→ PROBLEM REQUIREMENTS: Gather each line of the records where "JSON" appears.

* START INFORMATION GIVEN *

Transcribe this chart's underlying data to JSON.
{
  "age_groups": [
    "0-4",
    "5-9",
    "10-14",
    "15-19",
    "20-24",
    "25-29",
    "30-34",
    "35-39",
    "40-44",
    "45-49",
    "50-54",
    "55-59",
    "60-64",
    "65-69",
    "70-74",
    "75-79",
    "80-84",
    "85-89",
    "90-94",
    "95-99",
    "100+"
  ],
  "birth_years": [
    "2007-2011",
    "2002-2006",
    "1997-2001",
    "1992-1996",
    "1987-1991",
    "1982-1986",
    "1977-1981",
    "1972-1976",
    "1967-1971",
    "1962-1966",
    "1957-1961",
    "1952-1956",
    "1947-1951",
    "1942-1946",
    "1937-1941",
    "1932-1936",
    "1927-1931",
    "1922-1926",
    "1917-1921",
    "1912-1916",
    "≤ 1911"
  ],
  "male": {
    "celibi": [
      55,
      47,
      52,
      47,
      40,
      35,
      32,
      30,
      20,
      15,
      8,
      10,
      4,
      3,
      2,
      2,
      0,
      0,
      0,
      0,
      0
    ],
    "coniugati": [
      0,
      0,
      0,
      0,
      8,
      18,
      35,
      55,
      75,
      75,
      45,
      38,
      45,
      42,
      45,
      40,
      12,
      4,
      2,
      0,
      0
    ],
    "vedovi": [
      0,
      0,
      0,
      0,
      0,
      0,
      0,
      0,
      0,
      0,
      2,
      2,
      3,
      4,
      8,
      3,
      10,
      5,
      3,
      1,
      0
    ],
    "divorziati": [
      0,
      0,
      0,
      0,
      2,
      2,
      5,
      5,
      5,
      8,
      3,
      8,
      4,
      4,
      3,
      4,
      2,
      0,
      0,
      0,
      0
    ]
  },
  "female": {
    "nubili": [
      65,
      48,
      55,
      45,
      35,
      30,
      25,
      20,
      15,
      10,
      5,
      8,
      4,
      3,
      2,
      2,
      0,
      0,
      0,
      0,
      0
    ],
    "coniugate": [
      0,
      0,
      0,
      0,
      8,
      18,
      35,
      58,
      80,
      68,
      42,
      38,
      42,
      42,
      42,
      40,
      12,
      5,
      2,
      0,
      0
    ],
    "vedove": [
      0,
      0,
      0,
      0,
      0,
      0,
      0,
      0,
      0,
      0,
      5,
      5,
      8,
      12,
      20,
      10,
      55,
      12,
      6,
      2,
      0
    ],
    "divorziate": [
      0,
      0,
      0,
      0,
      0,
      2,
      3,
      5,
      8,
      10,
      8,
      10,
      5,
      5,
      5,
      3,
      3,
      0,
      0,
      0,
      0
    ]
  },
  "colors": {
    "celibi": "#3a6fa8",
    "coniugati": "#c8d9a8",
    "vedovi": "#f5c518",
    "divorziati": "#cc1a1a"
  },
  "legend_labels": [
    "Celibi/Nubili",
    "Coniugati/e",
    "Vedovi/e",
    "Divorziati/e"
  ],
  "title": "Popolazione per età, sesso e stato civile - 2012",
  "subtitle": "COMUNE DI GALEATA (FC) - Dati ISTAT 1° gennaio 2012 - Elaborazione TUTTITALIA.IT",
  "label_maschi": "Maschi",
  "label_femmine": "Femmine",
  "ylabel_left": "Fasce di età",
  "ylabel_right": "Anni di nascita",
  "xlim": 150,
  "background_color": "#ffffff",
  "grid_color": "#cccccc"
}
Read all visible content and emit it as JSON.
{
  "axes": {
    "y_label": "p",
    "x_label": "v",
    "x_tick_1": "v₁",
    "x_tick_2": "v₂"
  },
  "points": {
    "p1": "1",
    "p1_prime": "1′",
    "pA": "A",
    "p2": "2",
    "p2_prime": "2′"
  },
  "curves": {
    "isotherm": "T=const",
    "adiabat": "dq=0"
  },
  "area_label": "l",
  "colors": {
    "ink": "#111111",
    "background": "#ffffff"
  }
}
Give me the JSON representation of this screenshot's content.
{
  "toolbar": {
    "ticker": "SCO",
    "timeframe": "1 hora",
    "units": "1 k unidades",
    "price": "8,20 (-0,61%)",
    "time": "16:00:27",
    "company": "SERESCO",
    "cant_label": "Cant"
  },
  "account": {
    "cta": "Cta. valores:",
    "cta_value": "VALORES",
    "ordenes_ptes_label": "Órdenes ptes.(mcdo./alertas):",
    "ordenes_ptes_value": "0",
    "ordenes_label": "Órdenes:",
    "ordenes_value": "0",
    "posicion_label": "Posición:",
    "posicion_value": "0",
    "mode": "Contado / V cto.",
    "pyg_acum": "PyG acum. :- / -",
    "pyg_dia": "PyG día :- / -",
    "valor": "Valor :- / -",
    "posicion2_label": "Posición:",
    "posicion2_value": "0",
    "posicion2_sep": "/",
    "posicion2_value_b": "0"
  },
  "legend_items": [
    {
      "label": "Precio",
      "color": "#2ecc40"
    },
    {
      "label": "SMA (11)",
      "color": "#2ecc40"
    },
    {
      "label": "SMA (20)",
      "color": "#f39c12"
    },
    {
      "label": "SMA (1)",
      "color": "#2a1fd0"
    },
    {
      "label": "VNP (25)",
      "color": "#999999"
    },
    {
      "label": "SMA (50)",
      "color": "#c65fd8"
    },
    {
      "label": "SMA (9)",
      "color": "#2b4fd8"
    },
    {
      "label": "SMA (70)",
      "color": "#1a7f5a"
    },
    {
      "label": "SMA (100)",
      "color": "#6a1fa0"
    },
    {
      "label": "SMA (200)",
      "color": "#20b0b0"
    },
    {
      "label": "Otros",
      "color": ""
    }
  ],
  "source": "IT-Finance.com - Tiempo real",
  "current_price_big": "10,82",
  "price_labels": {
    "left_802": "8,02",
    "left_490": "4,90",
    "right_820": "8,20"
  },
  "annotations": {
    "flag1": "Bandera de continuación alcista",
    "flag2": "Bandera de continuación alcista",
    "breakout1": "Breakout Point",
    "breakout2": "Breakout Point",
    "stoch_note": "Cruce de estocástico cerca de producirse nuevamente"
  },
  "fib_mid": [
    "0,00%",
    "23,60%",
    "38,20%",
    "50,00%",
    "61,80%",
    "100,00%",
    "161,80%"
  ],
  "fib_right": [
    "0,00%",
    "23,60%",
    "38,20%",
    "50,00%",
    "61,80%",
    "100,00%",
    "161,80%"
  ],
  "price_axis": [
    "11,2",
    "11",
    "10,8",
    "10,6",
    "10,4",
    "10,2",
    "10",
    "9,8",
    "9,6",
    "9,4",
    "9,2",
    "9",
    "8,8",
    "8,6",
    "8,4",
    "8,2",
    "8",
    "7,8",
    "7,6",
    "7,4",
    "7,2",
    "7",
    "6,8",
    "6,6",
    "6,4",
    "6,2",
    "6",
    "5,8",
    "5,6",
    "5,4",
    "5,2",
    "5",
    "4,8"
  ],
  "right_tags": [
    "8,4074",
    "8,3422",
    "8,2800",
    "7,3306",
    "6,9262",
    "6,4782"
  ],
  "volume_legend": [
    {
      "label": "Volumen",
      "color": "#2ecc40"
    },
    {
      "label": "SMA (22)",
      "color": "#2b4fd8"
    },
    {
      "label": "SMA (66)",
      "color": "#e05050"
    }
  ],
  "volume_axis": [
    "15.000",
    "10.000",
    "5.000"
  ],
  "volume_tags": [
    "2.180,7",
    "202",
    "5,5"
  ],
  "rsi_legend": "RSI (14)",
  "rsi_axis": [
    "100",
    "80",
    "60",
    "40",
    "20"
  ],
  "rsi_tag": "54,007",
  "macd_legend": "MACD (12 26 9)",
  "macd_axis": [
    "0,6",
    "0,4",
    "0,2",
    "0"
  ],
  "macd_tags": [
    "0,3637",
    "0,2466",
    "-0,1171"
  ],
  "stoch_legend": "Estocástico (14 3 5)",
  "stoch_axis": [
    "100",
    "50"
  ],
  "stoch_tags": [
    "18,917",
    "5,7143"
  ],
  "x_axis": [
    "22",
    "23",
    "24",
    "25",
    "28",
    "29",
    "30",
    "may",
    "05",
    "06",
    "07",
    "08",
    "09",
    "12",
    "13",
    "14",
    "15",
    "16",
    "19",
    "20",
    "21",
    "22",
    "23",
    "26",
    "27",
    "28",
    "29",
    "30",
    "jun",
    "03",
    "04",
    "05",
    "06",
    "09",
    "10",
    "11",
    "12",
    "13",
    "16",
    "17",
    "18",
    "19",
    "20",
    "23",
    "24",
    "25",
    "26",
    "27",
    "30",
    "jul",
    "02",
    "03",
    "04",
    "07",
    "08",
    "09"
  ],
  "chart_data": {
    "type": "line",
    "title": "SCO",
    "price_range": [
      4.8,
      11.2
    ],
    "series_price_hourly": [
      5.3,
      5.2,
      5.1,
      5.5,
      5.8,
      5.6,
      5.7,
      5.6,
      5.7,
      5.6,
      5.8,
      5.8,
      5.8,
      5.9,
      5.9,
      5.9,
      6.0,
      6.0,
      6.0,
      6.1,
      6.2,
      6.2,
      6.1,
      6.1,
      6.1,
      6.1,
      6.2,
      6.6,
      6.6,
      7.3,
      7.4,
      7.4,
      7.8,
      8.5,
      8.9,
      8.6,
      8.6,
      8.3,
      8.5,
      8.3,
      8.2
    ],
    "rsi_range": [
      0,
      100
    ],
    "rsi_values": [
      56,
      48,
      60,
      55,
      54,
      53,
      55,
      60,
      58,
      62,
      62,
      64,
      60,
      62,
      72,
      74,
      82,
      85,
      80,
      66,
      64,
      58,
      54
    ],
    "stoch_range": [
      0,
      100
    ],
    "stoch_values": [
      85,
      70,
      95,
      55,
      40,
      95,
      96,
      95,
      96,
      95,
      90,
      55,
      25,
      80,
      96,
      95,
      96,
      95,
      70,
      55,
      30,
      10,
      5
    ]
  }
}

* END INFORMATION GIVEN *

→ CORRECT OUTPUT:
Transcribe this chart's underlying data to JSON.
Read all visible content and emit it as JSON.
Give me the JSON representation of this screenshot's content.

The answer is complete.